*Items from a data source:*
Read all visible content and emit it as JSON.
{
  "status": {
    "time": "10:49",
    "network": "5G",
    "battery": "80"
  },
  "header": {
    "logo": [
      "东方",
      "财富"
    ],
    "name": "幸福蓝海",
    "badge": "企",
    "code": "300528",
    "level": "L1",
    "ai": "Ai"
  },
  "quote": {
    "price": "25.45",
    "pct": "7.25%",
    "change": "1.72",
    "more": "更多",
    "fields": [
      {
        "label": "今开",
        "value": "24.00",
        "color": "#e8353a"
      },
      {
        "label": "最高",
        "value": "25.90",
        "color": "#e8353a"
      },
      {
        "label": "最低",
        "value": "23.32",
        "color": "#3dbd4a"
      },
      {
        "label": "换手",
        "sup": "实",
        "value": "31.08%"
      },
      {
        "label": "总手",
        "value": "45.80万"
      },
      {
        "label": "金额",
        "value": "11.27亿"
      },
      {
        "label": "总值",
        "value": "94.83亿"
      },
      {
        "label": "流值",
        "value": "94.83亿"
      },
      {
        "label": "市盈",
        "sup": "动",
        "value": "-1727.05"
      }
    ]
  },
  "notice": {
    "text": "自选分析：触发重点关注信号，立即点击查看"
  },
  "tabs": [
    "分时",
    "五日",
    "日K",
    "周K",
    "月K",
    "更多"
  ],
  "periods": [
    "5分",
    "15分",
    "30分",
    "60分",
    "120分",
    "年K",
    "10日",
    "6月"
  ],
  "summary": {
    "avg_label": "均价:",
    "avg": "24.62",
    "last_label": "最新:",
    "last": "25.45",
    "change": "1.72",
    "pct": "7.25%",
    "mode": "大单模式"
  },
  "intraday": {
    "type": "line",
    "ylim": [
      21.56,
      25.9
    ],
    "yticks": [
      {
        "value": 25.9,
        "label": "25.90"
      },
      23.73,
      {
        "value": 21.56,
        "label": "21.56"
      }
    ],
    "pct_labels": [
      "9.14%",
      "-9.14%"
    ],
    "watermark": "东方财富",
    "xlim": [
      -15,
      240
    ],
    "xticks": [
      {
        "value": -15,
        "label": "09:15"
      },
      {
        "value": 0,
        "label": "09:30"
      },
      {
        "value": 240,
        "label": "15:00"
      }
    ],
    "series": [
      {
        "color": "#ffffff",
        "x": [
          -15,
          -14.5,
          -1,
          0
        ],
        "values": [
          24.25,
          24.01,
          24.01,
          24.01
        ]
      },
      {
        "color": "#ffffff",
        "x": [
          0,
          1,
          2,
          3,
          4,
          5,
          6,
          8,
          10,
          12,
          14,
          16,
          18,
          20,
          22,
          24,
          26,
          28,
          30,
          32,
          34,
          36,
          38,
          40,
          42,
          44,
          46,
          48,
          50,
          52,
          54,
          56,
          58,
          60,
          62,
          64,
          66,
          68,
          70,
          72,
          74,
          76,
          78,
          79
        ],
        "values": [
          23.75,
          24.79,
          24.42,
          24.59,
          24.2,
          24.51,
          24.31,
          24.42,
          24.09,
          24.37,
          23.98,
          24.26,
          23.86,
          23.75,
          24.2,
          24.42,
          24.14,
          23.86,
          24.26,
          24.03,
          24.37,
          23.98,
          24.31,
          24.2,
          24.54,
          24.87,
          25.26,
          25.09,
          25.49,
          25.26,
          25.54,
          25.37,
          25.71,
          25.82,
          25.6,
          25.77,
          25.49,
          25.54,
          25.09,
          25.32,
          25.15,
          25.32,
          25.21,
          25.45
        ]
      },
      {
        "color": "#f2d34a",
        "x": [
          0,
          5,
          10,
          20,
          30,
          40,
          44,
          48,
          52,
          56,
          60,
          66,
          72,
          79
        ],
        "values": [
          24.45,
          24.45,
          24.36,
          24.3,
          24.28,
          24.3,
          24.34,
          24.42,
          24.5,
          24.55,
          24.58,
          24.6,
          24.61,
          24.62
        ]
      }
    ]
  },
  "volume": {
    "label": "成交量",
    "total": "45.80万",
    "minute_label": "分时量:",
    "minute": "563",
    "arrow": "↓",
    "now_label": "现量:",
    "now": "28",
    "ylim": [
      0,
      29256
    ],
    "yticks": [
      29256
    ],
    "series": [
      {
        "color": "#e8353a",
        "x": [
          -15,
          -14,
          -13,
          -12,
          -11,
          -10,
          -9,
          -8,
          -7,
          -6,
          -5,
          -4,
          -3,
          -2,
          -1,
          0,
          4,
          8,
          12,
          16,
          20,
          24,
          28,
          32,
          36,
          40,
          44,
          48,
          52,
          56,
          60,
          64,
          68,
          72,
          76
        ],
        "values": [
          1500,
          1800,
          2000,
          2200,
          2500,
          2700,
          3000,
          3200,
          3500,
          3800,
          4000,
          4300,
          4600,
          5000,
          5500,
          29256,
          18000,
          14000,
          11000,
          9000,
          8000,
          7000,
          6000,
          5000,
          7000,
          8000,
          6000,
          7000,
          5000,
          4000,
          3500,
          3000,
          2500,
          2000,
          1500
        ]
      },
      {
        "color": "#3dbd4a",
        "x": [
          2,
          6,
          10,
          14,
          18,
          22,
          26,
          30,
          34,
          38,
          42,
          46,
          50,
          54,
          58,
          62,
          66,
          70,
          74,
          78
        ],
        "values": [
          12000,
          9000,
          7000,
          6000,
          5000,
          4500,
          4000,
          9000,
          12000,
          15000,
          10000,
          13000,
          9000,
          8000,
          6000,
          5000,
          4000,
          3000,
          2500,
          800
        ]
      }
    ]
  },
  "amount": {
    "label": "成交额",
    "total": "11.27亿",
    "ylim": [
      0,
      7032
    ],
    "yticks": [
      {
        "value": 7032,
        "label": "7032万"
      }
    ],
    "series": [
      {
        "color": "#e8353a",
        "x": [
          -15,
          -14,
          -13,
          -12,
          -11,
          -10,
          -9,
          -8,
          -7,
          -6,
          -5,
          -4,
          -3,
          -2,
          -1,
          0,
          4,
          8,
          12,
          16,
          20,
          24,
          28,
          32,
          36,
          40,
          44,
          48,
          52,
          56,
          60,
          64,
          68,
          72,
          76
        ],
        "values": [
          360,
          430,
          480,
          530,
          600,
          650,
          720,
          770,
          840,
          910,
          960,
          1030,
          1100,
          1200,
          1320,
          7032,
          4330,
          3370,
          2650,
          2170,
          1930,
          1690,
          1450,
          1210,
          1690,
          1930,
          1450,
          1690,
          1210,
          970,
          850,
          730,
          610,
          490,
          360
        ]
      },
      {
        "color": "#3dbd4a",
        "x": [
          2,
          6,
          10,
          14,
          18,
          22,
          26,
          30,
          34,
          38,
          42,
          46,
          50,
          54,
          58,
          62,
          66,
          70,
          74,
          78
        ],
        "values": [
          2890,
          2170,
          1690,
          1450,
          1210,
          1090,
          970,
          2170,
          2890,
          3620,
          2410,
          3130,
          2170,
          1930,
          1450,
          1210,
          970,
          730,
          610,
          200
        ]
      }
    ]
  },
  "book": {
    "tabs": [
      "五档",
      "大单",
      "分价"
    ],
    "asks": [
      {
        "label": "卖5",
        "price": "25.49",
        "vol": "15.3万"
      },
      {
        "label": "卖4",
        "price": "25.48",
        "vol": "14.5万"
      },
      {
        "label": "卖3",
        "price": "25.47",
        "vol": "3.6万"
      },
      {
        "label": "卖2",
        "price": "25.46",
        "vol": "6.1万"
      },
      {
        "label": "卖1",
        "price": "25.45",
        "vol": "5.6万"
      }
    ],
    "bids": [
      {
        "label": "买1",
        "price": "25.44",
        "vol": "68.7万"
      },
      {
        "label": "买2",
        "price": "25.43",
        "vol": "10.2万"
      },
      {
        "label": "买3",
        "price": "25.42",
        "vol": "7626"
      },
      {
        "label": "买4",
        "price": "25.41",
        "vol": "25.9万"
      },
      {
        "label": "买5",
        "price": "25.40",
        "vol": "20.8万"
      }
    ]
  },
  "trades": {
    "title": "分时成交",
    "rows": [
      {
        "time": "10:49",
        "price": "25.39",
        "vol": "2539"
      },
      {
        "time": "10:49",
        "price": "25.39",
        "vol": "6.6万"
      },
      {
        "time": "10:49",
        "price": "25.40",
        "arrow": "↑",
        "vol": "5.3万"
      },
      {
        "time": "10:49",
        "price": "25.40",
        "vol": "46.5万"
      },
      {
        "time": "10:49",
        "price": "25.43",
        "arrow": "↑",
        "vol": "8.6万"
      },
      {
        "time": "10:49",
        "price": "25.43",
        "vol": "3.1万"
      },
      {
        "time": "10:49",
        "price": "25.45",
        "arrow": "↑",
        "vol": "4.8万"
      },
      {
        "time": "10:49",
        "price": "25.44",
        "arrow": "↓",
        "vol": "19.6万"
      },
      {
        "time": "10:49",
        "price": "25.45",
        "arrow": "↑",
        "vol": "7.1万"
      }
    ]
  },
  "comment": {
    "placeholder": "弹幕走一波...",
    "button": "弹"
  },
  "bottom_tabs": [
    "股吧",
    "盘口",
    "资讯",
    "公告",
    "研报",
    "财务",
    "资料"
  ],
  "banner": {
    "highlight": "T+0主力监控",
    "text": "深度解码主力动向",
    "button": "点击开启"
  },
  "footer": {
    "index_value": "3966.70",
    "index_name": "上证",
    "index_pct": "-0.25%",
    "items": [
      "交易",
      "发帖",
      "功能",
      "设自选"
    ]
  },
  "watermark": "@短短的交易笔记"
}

*Given task:*
Above are the records. Copy every line in them holding "text".

*Exercise result:*
    "text": "自选分析：触发重点关注信号，立即点击查看"
    "text": "深度解码主力动向",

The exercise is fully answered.